* **Your objective**
Reply with one number: how many lines contain the word "Ulkolämpötila".

* **Supplied data**

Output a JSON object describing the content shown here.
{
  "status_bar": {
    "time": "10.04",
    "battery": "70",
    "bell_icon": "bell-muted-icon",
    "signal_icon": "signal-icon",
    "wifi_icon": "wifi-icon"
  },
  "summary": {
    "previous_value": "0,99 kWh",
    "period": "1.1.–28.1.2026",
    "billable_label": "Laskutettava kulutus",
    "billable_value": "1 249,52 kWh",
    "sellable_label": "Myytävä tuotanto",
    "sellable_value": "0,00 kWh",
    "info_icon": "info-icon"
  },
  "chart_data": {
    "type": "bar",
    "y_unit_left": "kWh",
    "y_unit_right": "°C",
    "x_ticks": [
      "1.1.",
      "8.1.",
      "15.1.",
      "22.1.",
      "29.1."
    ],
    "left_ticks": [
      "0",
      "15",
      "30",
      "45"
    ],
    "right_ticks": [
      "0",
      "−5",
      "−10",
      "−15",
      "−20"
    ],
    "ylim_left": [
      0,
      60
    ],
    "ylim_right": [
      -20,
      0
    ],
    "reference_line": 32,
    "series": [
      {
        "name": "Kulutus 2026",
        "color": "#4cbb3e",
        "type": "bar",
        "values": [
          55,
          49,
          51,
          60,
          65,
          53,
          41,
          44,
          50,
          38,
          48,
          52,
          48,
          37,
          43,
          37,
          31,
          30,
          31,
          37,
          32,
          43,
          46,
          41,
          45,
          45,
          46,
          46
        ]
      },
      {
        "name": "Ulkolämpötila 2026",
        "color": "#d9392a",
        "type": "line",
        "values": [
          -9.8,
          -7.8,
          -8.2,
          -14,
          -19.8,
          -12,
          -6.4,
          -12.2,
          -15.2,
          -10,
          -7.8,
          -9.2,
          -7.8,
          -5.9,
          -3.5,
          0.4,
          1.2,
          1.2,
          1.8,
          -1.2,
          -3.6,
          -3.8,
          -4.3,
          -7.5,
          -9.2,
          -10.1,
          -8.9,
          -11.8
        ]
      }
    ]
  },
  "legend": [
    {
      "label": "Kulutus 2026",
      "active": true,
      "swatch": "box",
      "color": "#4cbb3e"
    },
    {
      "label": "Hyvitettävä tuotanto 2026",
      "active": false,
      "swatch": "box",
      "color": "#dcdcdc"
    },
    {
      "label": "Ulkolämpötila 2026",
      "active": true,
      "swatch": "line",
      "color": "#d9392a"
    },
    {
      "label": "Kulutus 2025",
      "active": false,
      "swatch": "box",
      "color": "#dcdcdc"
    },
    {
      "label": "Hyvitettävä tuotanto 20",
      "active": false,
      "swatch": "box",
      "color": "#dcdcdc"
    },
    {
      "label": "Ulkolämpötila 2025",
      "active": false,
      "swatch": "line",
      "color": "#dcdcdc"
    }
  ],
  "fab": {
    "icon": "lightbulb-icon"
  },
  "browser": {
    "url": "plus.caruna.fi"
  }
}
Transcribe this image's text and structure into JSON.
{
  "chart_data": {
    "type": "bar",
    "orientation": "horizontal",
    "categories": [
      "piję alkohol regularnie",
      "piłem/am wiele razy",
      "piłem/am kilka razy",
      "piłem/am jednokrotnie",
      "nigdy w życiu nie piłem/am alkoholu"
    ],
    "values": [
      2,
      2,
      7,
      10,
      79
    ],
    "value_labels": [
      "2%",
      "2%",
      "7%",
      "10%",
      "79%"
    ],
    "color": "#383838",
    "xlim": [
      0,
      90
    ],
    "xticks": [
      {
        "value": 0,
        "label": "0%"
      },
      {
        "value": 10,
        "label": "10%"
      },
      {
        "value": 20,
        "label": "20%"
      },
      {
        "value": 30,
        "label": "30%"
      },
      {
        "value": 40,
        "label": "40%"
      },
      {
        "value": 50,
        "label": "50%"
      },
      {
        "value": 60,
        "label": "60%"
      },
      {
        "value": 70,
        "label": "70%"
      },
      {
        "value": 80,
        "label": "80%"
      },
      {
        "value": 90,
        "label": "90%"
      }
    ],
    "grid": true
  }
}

* **Exercise solution**
3